- [Study text]
____
Around 15 species of whale are regular visitors to Greenlandic waters, but only three of these - the beluga whale, the narwhal and the bowhead whale - remain in Greenland during the winter. Whale species such as the blue whale and killer whale are only rarely seen. During brief stays in Greenland in the summer season it is, however, usually completely different species that can be seen: the humpback whale, minke whale and fin whale.
In spite of being 18 metres (59 feet) long and weighing some 30 tonnes (66,000 lbs), the humpback whale is the acrobat amongst the large whales. Whales of all ages jump out of the water and flick their tails and flippers. The whale is easily recognisable on account of its humped dorsal fin and white flippers, and it usually lifts its tail when diving. Nuuk, Aasiaat and Qeqertarsuaq - as well as Sisimiut, Maniitsoq and Paamiut - are all particularly good places to see the humpback whale from April to November in its hunt for fish, squid and krill.
The minke whale, which is also called the lesser rorqual, is a relatively small whale that grows to a size of just 10 metres (33 feet) and weighs no more than 10 tonnes (22,000 lbs). Minke whales have been seen jumping out of the water, but in Greenlandic waters it is most common to see just the dorsal fin and spout. The whale is seen in fjords and along the coasts in South- and West Greenland up to Disko Bay - typically from May to October. Minke whales are, however, known for appearing at unusual places at odd times of the year. There are no whale safaris that are designed to look for minke whales in particular, but you can often see them on sailing trips.
____
- [Activity 1] According to the passage on whales in Greenland, what makes the humpback whale easy to recognize? Answer in one to three sentences.
- [Activity 2] Echo the passage on whales in Greenland from "In spite of" up to and including "squid and krill.".
Rely only on the passage about Greenland's whales.

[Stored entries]
____
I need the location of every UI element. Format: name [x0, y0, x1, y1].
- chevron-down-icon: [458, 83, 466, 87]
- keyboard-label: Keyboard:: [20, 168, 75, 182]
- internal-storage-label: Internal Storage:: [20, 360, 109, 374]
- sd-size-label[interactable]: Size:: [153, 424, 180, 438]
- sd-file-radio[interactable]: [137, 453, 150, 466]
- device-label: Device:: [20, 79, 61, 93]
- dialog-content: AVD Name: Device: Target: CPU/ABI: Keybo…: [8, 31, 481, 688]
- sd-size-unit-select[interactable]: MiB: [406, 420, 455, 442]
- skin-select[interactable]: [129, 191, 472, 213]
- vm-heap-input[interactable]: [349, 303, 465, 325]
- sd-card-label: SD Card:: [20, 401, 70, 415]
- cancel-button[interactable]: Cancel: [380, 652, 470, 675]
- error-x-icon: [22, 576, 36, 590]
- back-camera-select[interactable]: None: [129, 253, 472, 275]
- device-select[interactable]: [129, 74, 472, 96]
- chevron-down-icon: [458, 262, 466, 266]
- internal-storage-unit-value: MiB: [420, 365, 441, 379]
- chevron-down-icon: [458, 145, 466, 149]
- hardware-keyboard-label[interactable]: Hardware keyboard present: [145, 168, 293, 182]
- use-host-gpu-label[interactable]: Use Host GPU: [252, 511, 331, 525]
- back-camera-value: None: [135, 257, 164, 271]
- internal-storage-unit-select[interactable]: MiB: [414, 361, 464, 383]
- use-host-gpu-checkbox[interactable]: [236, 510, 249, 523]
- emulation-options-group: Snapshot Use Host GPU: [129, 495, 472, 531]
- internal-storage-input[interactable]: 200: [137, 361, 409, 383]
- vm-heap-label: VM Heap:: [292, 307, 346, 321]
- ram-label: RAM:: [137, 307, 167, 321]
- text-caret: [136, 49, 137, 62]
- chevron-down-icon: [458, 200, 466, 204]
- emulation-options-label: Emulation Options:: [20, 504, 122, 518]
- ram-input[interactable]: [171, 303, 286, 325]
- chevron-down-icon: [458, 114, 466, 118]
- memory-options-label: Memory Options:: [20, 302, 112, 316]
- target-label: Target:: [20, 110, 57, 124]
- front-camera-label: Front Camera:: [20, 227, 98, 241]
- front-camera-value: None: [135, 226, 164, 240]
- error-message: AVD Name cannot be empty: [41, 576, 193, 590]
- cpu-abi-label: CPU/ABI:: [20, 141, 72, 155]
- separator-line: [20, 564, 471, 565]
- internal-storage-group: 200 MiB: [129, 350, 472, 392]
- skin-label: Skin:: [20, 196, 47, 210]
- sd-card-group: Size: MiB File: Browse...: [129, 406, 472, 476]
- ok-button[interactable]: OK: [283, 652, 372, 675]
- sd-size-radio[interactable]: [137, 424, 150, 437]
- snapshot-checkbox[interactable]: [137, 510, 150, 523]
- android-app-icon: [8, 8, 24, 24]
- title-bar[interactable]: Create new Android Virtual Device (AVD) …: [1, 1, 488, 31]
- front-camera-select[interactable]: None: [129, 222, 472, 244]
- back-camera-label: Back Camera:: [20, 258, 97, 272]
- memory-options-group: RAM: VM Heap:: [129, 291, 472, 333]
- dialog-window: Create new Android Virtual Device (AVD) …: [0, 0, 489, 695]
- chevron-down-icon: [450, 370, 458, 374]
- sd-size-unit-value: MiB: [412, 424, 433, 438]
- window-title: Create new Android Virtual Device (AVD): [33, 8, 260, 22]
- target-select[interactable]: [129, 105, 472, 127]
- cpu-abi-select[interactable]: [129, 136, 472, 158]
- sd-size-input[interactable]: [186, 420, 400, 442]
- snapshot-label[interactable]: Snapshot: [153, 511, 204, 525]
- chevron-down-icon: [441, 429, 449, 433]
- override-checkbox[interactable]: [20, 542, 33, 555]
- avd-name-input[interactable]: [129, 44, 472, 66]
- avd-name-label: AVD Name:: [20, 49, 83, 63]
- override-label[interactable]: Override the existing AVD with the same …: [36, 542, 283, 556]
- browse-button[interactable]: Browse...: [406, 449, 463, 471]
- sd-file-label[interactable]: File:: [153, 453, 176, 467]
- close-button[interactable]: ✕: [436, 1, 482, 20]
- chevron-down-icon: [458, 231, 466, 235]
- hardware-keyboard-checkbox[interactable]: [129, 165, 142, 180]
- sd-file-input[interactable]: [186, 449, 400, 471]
____
- [Response box 1] The humpback whale is easily recognisable because of its humped dorsal fin and white flippers. It also usually lifts its tail when diving.

- [Response box 2]
In spite of being 18 metres (59 feet) long and weighing some 30 tonnes (66,000 lbs), the humpback whale is the acrobat amongst the large whales. Whales of all ages jump out of the water and flick their tails and flippers. The whale is easily recognisable on account of its humped dorsal fin and white flippers, and it usually lifts its tail when diving. Nuuk, Aasiaat and Qeqertarsuaq - as well as Sisimiut, Maniitsoq and Paamiut - are all particularly good places to see the humpback whale from April to November in its hunt for fish, squid and krill.